╭─ EXTRACTED ENTRIES
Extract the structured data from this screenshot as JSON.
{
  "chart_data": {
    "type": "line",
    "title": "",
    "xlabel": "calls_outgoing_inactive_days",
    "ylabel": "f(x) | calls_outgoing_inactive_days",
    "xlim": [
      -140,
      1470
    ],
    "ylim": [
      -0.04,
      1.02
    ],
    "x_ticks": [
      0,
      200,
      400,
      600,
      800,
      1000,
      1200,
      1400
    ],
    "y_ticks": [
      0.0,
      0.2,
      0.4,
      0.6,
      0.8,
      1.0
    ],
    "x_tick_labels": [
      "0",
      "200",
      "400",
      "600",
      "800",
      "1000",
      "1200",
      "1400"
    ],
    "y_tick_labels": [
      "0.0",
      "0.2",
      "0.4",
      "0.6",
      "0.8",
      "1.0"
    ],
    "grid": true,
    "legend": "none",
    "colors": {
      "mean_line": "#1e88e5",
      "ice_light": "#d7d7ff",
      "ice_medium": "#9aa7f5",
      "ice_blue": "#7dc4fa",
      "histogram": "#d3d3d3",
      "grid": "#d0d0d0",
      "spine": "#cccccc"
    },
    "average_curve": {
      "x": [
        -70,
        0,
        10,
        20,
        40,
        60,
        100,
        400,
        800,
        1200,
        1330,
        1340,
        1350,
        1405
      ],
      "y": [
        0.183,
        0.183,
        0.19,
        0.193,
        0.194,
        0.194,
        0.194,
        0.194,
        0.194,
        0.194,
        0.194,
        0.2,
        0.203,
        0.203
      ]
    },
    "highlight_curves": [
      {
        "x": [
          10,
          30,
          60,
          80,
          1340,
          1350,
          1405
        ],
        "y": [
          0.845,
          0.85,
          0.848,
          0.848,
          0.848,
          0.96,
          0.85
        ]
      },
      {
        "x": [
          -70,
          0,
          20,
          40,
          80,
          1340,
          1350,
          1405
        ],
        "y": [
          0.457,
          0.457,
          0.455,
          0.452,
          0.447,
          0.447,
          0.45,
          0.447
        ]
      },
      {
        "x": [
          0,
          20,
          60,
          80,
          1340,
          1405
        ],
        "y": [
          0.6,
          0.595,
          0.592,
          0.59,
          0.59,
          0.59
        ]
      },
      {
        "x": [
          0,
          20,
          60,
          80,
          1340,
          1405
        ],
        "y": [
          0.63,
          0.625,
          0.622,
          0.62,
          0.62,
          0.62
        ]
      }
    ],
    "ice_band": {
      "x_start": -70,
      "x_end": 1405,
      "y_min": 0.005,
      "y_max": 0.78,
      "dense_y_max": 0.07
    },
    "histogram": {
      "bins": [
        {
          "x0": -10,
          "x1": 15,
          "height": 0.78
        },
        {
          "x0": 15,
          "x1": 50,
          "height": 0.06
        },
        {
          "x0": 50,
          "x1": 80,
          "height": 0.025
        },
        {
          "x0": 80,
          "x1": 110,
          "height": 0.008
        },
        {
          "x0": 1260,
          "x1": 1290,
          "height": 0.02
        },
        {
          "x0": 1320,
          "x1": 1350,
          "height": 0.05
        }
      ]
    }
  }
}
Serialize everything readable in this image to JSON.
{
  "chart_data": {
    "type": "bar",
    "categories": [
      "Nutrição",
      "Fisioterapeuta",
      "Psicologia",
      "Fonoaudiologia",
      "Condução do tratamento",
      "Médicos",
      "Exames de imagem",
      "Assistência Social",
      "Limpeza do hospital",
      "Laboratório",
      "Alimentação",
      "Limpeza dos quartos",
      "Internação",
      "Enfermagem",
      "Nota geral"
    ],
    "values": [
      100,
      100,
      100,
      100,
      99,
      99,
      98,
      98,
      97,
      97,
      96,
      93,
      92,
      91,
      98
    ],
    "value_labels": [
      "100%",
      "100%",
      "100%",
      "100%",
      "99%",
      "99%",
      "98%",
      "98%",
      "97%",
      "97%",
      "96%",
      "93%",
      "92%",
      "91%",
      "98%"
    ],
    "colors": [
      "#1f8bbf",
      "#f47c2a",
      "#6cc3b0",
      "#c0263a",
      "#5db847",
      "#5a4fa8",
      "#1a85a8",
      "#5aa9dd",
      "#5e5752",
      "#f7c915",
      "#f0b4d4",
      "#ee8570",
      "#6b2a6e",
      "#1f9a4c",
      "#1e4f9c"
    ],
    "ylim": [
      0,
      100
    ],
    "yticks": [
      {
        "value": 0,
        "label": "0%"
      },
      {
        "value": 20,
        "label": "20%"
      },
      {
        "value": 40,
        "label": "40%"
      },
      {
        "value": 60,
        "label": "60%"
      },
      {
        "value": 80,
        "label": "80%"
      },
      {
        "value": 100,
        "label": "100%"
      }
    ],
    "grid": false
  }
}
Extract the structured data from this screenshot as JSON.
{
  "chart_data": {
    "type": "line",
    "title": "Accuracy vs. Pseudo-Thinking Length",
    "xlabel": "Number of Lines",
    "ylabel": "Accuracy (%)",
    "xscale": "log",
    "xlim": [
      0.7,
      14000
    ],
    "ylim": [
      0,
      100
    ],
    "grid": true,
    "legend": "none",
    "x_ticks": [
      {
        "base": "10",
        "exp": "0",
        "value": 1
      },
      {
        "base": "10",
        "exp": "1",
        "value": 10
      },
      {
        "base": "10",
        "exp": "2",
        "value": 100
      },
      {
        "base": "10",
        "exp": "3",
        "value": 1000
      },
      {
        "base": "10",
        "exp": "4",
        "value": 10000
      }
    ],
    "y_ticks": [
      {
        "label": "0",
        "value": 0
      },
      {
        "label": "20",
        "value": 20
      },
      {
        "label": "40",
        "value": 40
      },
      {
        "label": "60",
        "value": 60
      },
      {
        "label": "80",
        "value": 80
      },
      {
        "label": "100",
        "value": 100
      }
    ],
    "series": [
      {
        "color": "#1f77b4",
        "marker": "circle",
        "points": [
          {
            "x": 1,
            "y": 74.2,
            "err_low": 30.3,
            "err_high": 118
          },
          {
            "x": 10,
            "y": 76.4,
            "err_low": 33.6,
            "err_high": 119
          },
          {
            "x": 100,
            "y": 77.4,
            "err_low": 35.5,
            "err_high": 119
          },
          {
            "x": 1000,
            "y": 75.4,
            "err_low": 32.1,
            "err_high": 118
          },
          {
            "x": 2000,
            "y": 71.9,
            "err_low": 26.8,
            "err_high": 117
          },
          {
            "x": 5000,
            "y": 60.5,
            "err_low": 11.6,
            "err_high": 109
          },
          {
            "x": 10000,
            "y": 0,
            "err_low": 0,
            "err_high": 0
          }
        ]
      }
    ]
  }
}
╰─
[STATED EXERCISE]: Which lines hold the word "xlabel"? Return all of them from the records above.

[RESULT OF THIS EXERCISE]:
    "xlabel": "calls_outgoing_inactive_days",
    "xlabel": "Number of Lines",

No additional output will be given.